(Records contained in a dataset)
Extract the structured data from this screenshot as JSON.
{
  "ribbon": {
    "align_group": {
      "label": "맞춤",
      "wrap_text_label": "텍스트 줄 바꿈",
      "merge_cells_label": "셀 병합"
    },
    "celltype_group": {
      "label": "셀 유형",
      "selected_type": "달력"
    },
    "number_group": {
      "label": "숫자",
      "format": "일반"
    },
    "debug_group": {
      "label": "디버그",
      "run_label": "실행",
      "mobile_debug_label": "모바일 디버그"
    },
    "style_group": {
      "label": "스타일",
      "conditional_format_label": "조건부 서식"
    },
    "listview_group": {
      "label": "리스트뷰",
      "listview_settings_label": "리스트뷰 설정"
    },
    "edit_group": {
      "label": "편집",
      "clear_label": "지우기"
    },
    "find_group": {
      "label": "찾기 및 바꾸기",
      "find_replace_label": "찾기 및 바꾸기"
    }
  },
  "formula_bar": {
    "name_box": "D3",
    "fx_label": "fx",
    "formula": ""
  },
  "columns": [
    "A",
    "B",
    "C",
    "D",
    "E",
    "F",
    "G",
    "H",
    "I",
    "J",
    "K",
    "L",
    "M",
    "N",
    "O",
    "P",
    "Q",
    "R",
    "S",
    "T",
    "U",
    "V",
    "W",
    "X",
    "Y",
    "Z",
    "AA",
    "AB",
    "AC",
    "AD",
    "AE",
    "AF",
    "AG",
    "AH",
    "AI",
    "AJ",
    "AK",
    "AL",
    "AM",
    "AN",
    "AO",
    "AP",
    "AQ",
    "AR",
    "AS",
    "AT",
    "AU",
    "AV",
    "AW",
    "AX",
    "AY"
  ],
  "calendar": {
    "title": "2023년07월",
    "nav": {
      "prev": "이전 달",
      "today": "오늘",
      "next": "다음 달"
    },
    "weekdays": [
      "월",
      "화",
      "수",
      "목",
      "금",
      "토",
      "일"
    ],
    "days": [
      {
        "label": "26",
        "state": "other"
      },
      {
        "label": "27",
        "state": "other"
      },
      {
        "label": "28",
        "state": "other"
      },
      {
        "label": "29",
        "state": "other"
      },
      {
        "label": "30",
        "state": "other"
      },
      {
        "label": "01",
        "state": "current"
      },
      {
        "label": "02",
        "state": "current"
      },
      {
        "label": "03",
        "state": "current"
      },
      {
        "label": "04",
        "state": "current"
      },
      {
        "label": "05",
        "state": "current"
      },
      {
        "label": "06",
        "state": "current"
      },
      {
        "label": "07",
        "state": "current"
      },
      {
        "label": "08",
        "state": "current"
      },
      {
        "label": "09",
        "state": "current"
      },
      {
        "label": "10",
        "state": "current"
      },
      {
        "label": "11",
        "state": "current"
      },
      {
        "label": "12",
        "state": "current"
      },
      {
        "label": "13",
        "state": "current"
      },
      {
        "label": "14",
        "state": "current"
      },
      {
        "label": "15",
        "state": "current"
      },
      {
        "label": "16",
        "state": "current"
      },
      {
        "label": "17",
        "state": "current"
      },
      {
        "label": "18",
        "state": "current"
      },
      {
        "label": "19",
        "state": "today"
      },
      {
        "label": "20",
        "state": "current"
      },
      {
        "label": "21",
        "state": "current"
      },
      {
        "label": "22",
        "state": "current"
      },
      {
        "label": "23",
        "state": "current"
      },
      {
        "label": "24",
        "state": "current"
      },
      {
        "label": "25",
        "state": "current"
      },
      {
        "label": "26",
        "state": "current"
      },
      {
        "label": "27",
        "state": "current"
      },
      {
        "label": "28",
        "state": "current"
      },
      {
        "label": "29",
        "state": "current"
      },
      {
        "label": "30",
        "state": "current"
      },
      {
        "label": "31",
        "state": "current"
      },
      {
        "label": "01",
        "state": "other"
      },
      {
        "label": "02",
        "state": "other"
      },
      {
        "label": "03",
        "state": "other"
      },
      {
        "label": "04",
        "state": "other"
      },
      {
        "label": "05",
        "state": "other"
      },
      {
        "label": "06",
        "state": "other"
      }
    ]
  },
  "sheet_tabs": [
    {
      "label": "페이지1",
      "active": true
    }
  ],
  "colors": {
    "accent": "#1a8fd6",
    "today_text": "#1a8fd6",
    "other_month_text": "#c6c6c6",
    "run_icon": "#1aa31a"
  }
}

• WHAT THE TASK REQUIRES:
Return all of the above records exactly, leaving no line out.

• COMPLETED TASK:
Extract the structured data from this screenshot as JSON.
{
  "ribbon": {
    "align_group": {
      "label": "맞춤",
      "wrap_text_label": "텍스트 줄 바꿈",
      "merge_cells_label": "셀 병합"
    },
    "celltype_group": {
      "label": "셀 유형",
      "selected_type": "달력"
    },
    "number_group": {
      "label": "숫자",
      "format": "일반"
    },
    "debug_group": {
      "label": "디버그",
      "run_label": "실행",
      "mobile_debug_label": "모바일 디버그"
    },
    "style_group": {
      "label": "스타일",
      "conditional_format_label": "조건부 서식"
    },
    "listview_group": {
      "label": "리스트뷰",
      "listview_settings_label": "리스트뷰 설정"
    },
    "edit_group": {
      "label": "편집",
      "clear_label": "지우기"
    },
    "find_group": {
      "label": "찾기 및 바꾸기",
      "find_replace_label": "찾기 및 바꾸기"
    }
  },
  "formula_bar": {
    "name_box": "D3",
    "fx_label": "fx",
    "formula": ""
  },
  "columns": [
    "A",
    "B",
    "C",
    "D",
    "E",
    "F",
    "G",
    "H",
    "I",
    "J",
    "K",
    "L",
    "M",
    "N",
    "O",
    "P",
    "Q",
    "R",
    "S",
    "T",
    "U",
    "V",
    "W",
    "X",
    "Y",
    "Z",
    "AA",
    "AB",
    "AC",
    "AD",
    "AE",
    "AF",
    "AG",
    "AH",
    "AI",
    "AJ",
    "AK",
    "AL",
    "AM",
    "AN",
    "AO",
    "AP",
    "AQ",
    "AR",
    "AS",
    "AT",
    "AU",
    "AV",
    "AW",
    "AX",
    "AY"
  ],
  "calendar": {
    "title": "2023년07월",
    "nav": {
      "prev": "이전 달",
      "today": "오늘",
      "next": "다음 달"
    },
    "weekdays": [
      "월",
      "화",
      "수",
      "목",
      "금",
      "토",
      "일"
    ],
    "days": [
      {
        "label": "26",
        "state": "other"
      },
      {
        "label": "27",
        "state": "other"
      },
      {
        "label": "28",
        "state": "other"
      },
      {
        "label": "29",
        "state": "other"
      },
      {
        "label": "30",
        "state": "other"
      },
      {
        "label": "01",
        "state": "current"
      },
      {
        "label": "02",
        "state": "current"
      },
      {
        "label": "03",
        "state": "current"
      },
      {
        "label": "04",
        "state": "current"
      },
      {
        "label": "05",
        "state": "current"
      },
      {
        "label": "06",
        "state": "current"
      },
      {
        "label": "07",
        "state": "current"
      },
      {
        "label": "08",
        "state": "current"
      },
      {
        "label": "09",
        "state": "current"
      },
      {
        "label": "10",
        "state": "current"
      },
      {
        "label": "11",
        "state": "current"
      },
      {
        "label": "12",
        "state": "current"
      },
      {
        "label": "13",
        "state": "current"
      },
      {
        "label": "14",
        "state": "current"
      },
      {
        "label": "15",
        "state": "current"
      },
      {
        "label": "16",
        "state": "current"
      },
      {
        "label": "17",
        "state": "current"
      },
      {
        "label": "18",
        "state": "current"
      },
      {
        "label": "19",
        "state": "today"
      },
      {
        "label": "20",
        "state": "current"
      },
      {
        "label": "21",
        "state": "current"
      },
      {
        "label": "22",
        "state": "current"
      },
      {
        "label": "23",
        "state": "current"
      },
      {
        "label": "24",
        "state": "current"
      },
      {
        "label": "25",
        "state": "current"
      },
      {
        "label": "26",
        "state": "current"
      },
      {
        "label": "27",
        "state": "current"
      },
      {
        "label": "28",
        "state": "current"
      },
      {
        "label": "29",
        "state": "current"
      },
      {
        "label": "30",
        "state": "current"
      },
      {
        "label": "31",
        "state": "current"
      },
      {
        "label": "01",
        "state": "other"
      },
      {
        "label": "02",
        "state": "other"
      },
      {
        "label": "03",
        "state": "other"
      },
      {
        "label": "04",
        "state": "other"
      },
      {
        "label": "05",
        "state": "other"
      },
      {
        "label": "06",
        "state": "other"
      }
    ]
  },
  "sheet_tabs": [
    {
      "label": "페이지1",
      "active": true
    }
  ],
  "colors": {
    "accent": "#1a8fd6",
    "today_text": "#1a8fd6",
    "other_month_text": "#c6c6c6",
    "run_icon": "#1aa31a"
  }
}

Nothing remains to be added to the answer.